Read the records below and copy each line that contains "žádosti".
--- start of Records for the exercise ---
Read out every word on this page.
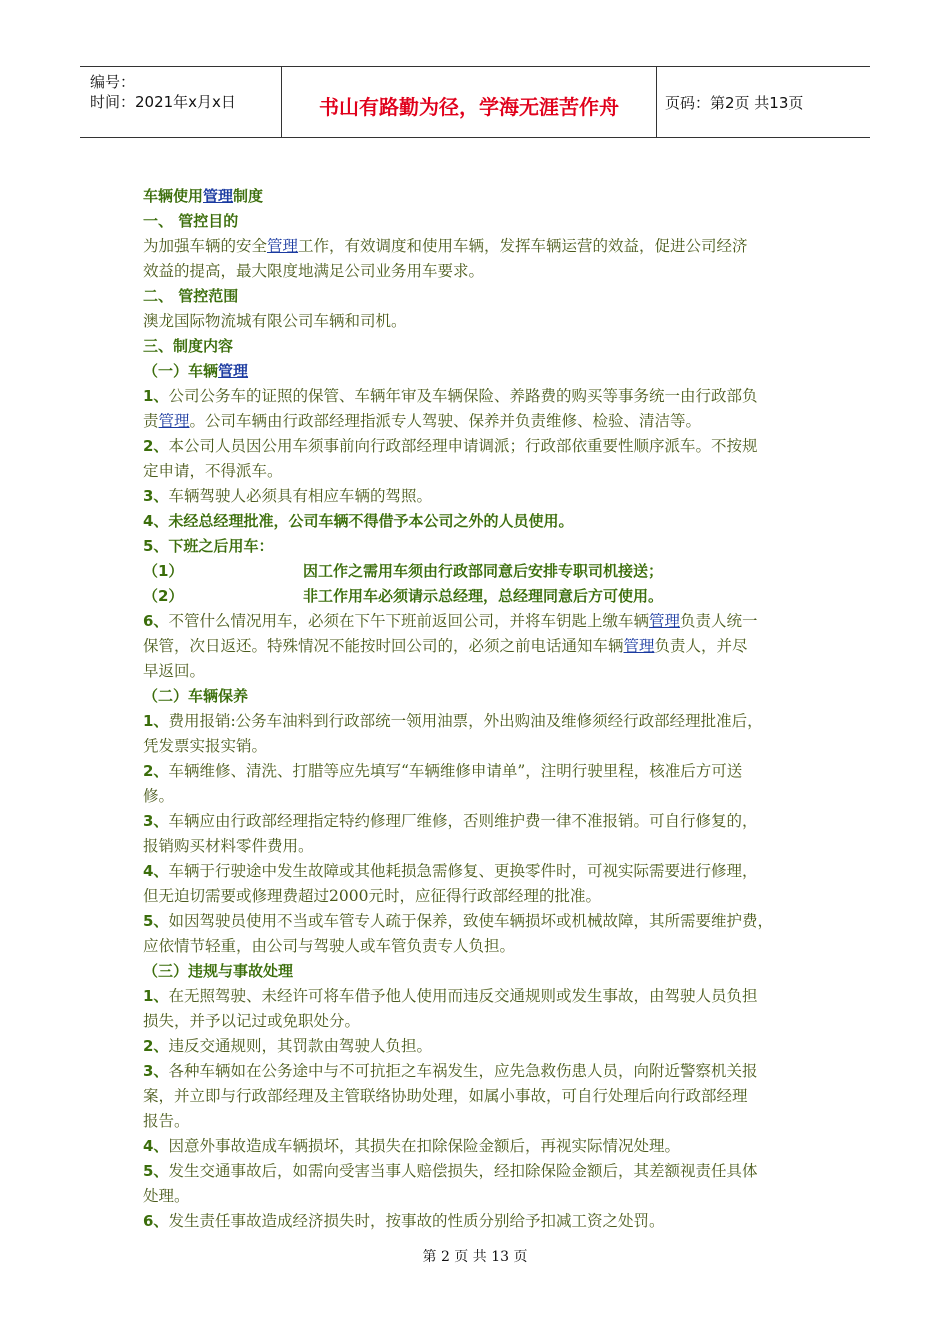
编号：
时间：2021年x月x日	书山有路勤为径，学海无涯苦作舟	页码：第2页 共13页

车辆使用管理制度

一、 管控目的

为加强车辆的安全管理工作，有效调度和使用车辆，发挥车辆运营的效益，促进公司经济

效益的提高，最大限度地满足公司业务用车要求。

二、 管控范围

澳龙国际物流城有限公司车辆和司机。

三、制度内容

（一）车辆管理

1、公司公务车的证照的保管、车辆年审及车辆保险、养路费的购买等事务统一由行政部负

责管理。公司车辆由行政部经理指派专人驾驶、保养并负责维修、检验、清洁等。

2、本公司人员因公用车须事前向行政部经理申请调派；行政部依重要性顺序派车。不按规

定申请，不得派车。

3、车辆驾驶人必须具有相应车辆的驾照。

4、未经总经理批准，公司车辆不得借予本公司之外的人员使用。

5、下班之后用车：

（1）	因工作之需用车须由行政部同意后安排专职司机接送；

（2）	非工作用车必须请示总经理，总经理同意后方可使用。

6、不管什么情况用车，必须在下午下班前返回公司，并将车钥匙上缴车辆管理负责人统一

保管，次日返还。特殊情况不能按时回公司的，必须之前电话通知车辆管理负责人，并尽

早返回。

（二）车辆保养

1、费用报销:公务车油料到行政部统一领用油票，外出购油及维修须经行政部经理批准后，

凭发票实报实销。

2、车辆维修、清洗、打腊等应先填写“车辆维修申请单”，注明行驶里程，核准后方可送

修。

3、车辆应由行政部经理指定特约修理厂维修，否则维护费一律不准报销。可自行修复的，

报销购买材料零件费用。

4、车辆于行驶途中发生故障或其他耗损急需修复、更换零件时，可视实际需要进行修理，

但无迫切需要或修理费超过2000元时，应征得行政部经理的批准。

5、如因驾驶员使用不当或车管专人疏于保养，致使车辆损坏或机械故障，其所需要维护费，

应依情节轻重，由公司与驾驶人或车管负责专人负担。

（三）违规与事故处理

1、在无照驾驶、未经许可将车借予他人使用而违反交通规则或发生事故，由驾驶人员负担

损失，并予以记过或免职处分。

2、违反交通规则，其罚款由驾驶人负担。

3、各种车辆如在公务途中与不可抗拒之车祸发生，应先急救伤患人员，向附近警察机关报

案，并立即与行政部经理及主管联络协助处理，如属小事故，可自行处理后向行政部经理

报告。

4、因意外事故造成车辆损坏，其损失在扣除保险金额后，再视实际情况处理。

5、发生交通事故后，如需向受害当事人赔偿损失，经扣除保险金额后，其差额视责任具体

处理。

6、发生责任事故造成经济损失时，按事故的性质分别给予扣减工资之处罚。

第 2 页 共 13 页
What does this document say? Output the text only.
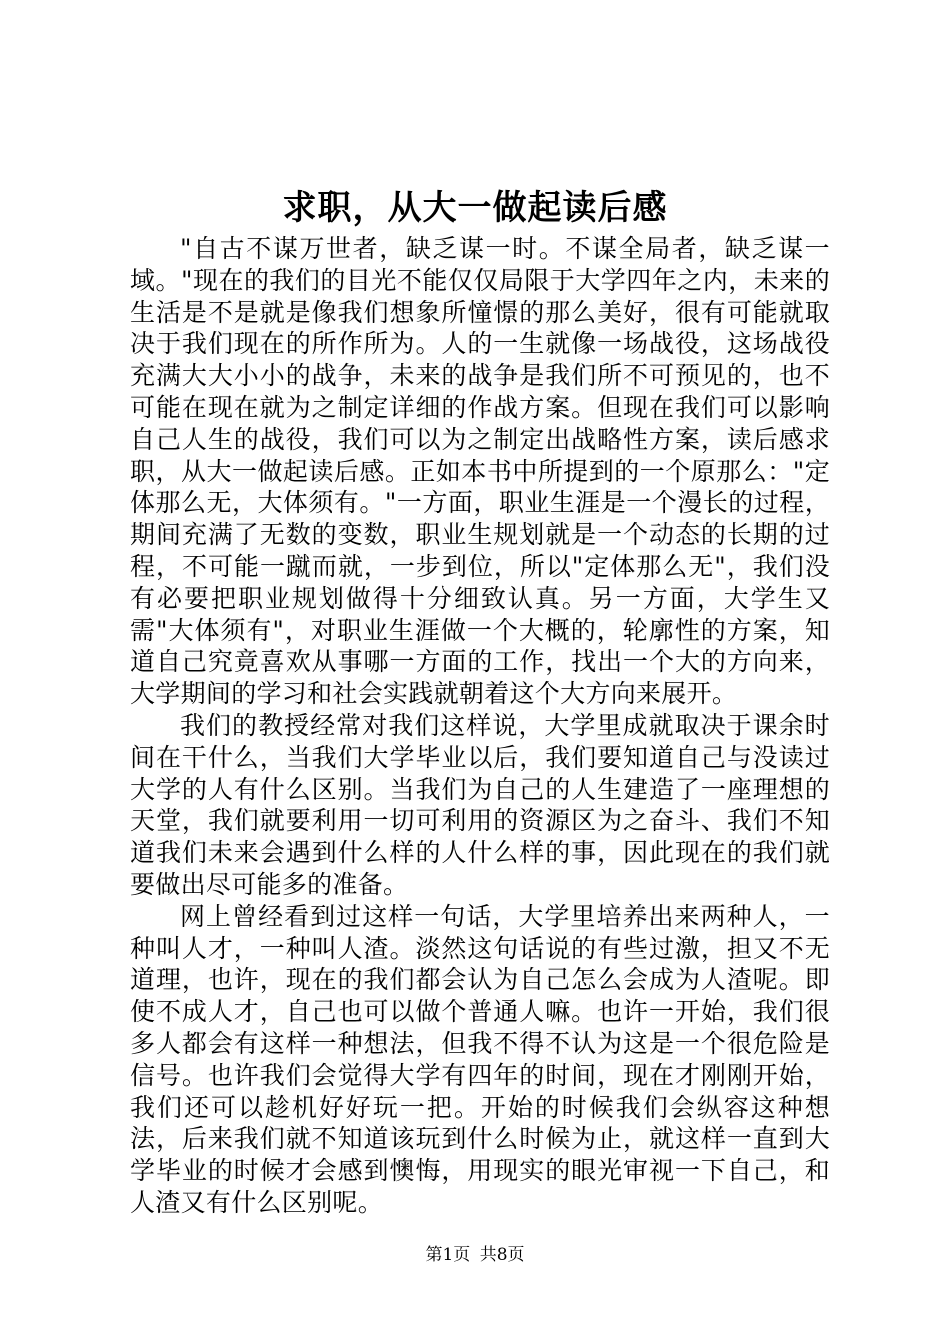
求职，从大一做起读后感

"自古不谋万世者，缺乏谋一时。不谋全局者，缺乏谋一域。"现在的我们的目光不能仅仅局限于大学四年之内，未来的生活是不是就是像我们想象所憧憬的那么美好，很有可能就取决于我们现在的所作所为。人的一生就像一场战役，这场战役充满大大小小的战争，未来的战争是我们所不可预见的，也不可能在现在就为之制定详细的作战方案。但现在我们可以影响自己人生的战役，我们可以为之制定出战略性方案，读后感求职，从大一做起读后感。正如本书中所提到的一个原那么："定体那么无，大体须有。"一方面，职业生涯是一个漫长的过程，期间充满了无数的变数，职业生规划就是一个动态的长期的过程，不可能一蹴而就，一步到位，所以"定体那么无"，我们没有必要把职业规划做得十分细致认真。另一方面，大学生又需"大体须有"，对职业生涯做一个大概的，轮廓性的方案，知道自己究竟喜欢从事哪一方面的工作，找出一个大的方向来，大学期间的学习和社会实践就朝着这个大方向来展开。

我们的教授经常对我们这样说，大学里成就取决于课余时间在干什么，当我们大学毕业以后，我们要知道自己与没读过大学的人有什么区别。当我们为自己的人生建造了一座理想的天堂，我们就要利用一切可利用的资源区为之奋斗、我们不知道我们未来会遇到什么样的人什么样的事，因此现在的我们就要做出尽可能多的准备。

网上曾经看到过这样一句话，大学里培养出来两种人，一种叫人才，一种叫人渣。淡然这句话说的有些过激，担又不无道理，也许，现在的我们都会认为自己怎么会成为人渣呢。即使不成人才，自己也可以做个普通人嘛。也许一开始，我们很多人都会有这样一种想法，但我不得不认为这是一个很危险是信号。也许我们会觉得大学有四年的时间，现在才刚刚开始，我们还可以趁机好好玩一把。开始的时候我们会纵容这种想法，后来我们就不知道该玩到什么时候为止，就这样一直到大学毕业的时候才会感到懊悔，用现实的眼光审视一下自己，和人渣又有什么区别呢。

第1页 共8页
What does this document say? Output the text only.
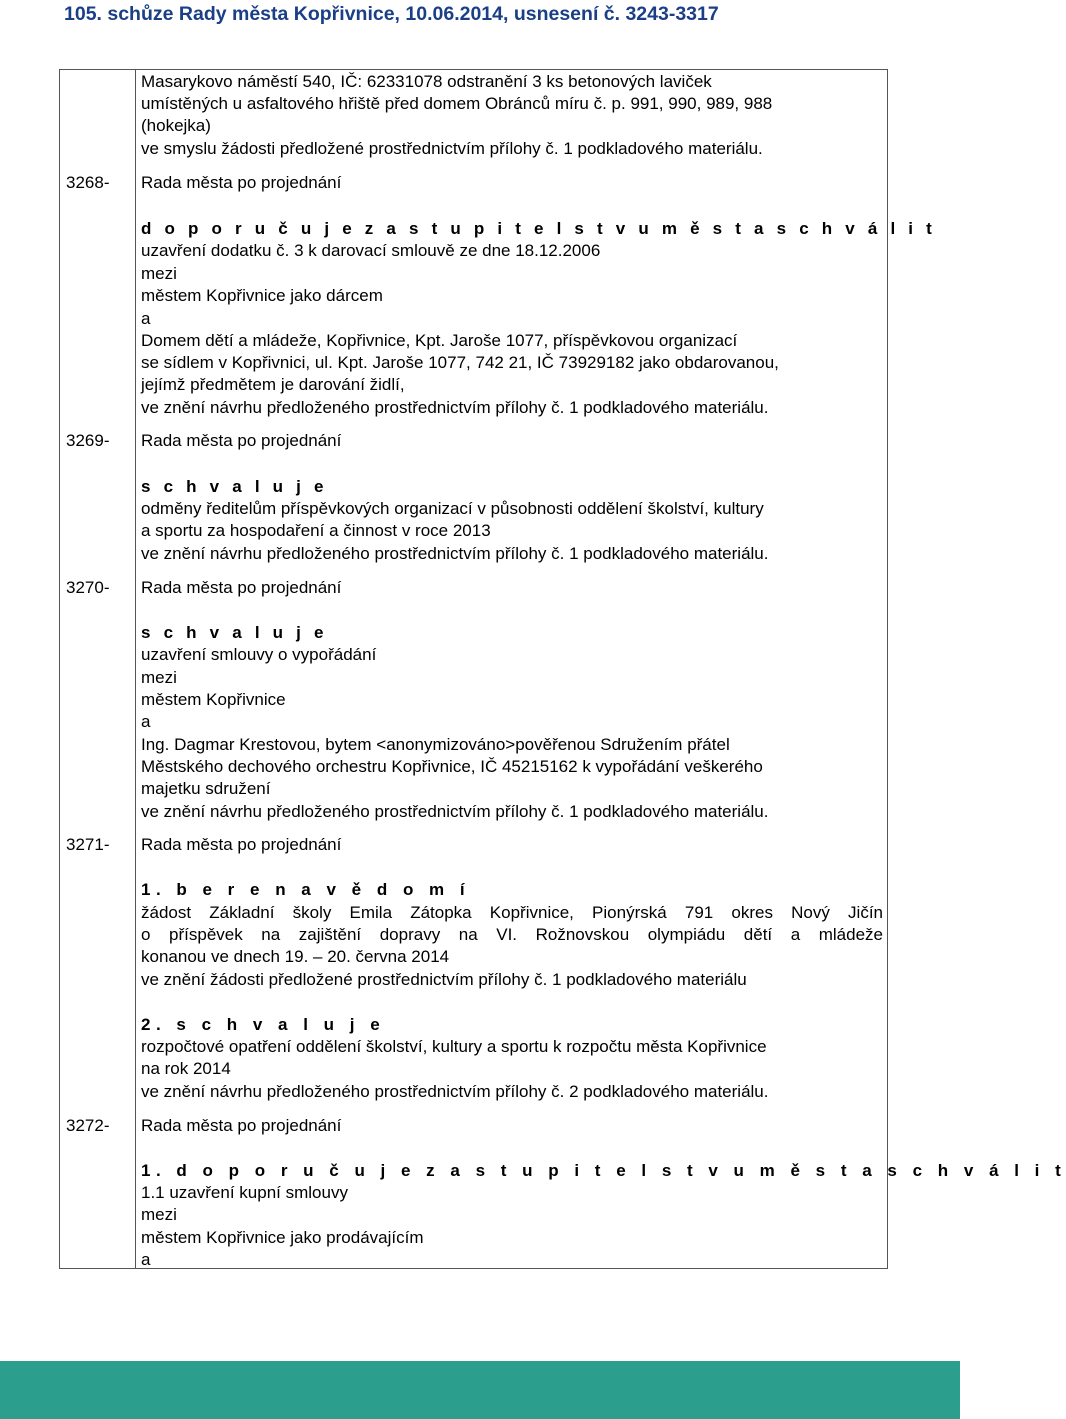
105. schůze Rady města Kopřivnice, 10.06.2014, usnesení č. 3243-3317
Masarykovo náměstí 540, IČ: 62331078 odstranění 3 ks betonových laviček
umístěných u asfaltového hřiště před domem Obránců míru č. p. 991, 990, 989, 988
(hokejka)
ve smyslu žádosti předložené prostřednictvím přílohy č. 1 podkladového materiálu.
3268- Rada města po projednání
d o p o r u č u j e z a s t u p i t e l s t v u m ě s t a s c h v á l i t
uzavření dodatku č. 3 k darovací smlouvě ze dne 18.12.2006
mezi
městem Kopřivnice jako dárcem
a
Domem dětí a mládeže, Kopřivnice, Kpt. Jaroše 1077, příspěvkovou organizací
se sídlem v Kopřivnici, ul. Kpt. Jaroše 1077, 742 21, IČ 73929182 jako obdarovanou,
jejímž předmětem je darování židlí,
ve znění návrhu předloženého prostřednictvím přílohy č. 1 podkladového materiálu.
3269- Rada města po projednání
s c h v a l u j e
odměny ředitelům příspěvkových organizací v působnosti oddělení školství, kultury
a sportu za hospodaření a činnost v roce 2013
ve znění návrhu předloženého prostřednictvím přílohy č. 1 podkladového materiálu.
3270- Rada města po projednání
s c h v a l u j e
uzavření smlouvy o vypořádání
mezi
městem Kopřivnice
a
Ing. Dagmar Krestovou, bytem <anonymizováno>pověřenou Sdružením přátel
Městského dechového orchestru Kopřivnice, IČ 45215162 k vypořádání veškerého
majetku sdružení
ve znění návrhu předloženého prostřednictvím přílohy č. 1 podkladového materiálu.
3271- Rada města po projednání
1. b e r e n a v ě d o m í
žádost Základní školy Emila Zátopka Kopřivnice, Pionýrská 791 okres Nový Jičín
o příspěvek na zajištění dopravy na VI. Rožnovskou olympiádu dětí a mládeže
konanou ve dnech 19. – 20. června 2014
ve znění žádosti předložené prostřednictvím přílohy č. 1 podkladového materiálu
2. s c h v a l u j e
rozpočtové opatření oddělení školství, kultury a sportu k rozpočtu města Kopřivnice
na rok 2014
ve znění návrhu předloženého prostřednictvím přílohy č. 2 podkladového materiálu.
3272- Rada města po projednání
1. d o p o r u č u j e z a s t u p i t e l s t v u m ě s t a s c h v á l i t
1.1 uzavření kupní smlouvy
mezi
městem Kopřivnice jako prodávajícím
a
--- end of Records for the exercise ---
Solved problem
ve smyslu žádosti předložené prostřednictvím přílohy č. 1 podkladového materiálu.
ve znění žádosti předložené prostřednictvím přílohy č. 1 podkladového materiálu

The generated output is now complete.